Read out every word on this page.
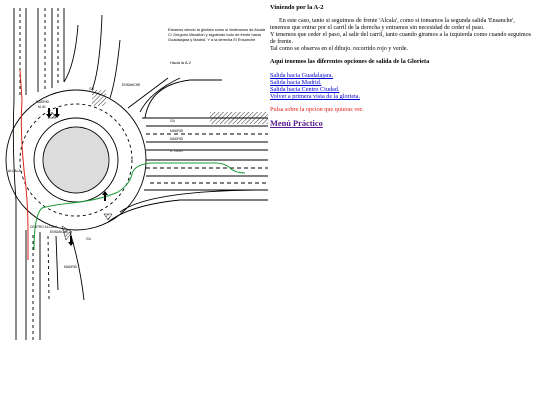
MADRID
M-40
ENSANCHE
GU
GU
MADRID
MADRID
C. OCIO
ALCALA
CENTRO ALCALA
ENSANCHE
MADRID
GU
Estamos viendo la glorieta como si viniéramos de Alcalá C/ Gregorio Marañón y siguiendo todo de frente hacia Guadalajara y Madrid. Y a la derecha El Ensanche
Hacia la A-2
Viniendo por la A-2

En este caso, tanto si seguimos de frente 'Alcala', como si tomamos la segunda salida 'Ensanche', tenemos que entrar por el carril de la derecha y entramos sin necesidad de ceder el paso.
Y tenemos que ceder el paso, al salir del carril, tanto cuando giramos a la izquierda como cuando seguimos de frente.
Tal como se observa en el dibujo. recorrido rojo y verde.

Aqui tenemos las diferentes opciones de salida de la Glorieta
Salida hacia Guadalajara.
Salida hacia Madrid.
Salida hacia Centro Ciudad.
Volver a primera vista de la glorieta.
Pulsa sobre la opcion que quieras ver.
Menú Práctico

◇ ◇ ◇ ◇

◆ Exercise: Omit the pictures, then quote the rest of the material above exactly.

◆ Worked answer:
Read out every word on this page.
MADRID
M-40
ENSANCHE
GU
GU
MADRID
MADRID
C. OCIO
ALCALA
CENTRO ALCALA
ENSANCHE
MADRID
GU
Estamos viendo la glorieta como si viniéramos de Alcalá C/ Gregorio Marañón y siguiendo todo de frente hacia Guadalajara y Madrid. Y a la derecha El Ensanche
Hacia la A-2
Viniendo por la A-2

En este caso, tanto si seguimos de frente 'Alcala', como si tomamos la segunda salida 'Ensanche', tenemos que entrar por el carril de la derecha y entramos sin necesidad de ceder el paso.
Y tenemos que ceder el paso, al salir del carril, tanto cuando giramos a la izquierda como cuando seguimos de frente.
Tal como se observa en el dibujo. recorrido rojo y verde.

Aqui tenemos las diferentes opciones de salida de la Glorieta
Salida hacia Guadalajara.
Salida hacia Madrid.
Salida hacia Centro Ciudad.
Volver a primera vista de la glorieta.
Pulsa sobre la opcion que quieras ver.
Menú Práctico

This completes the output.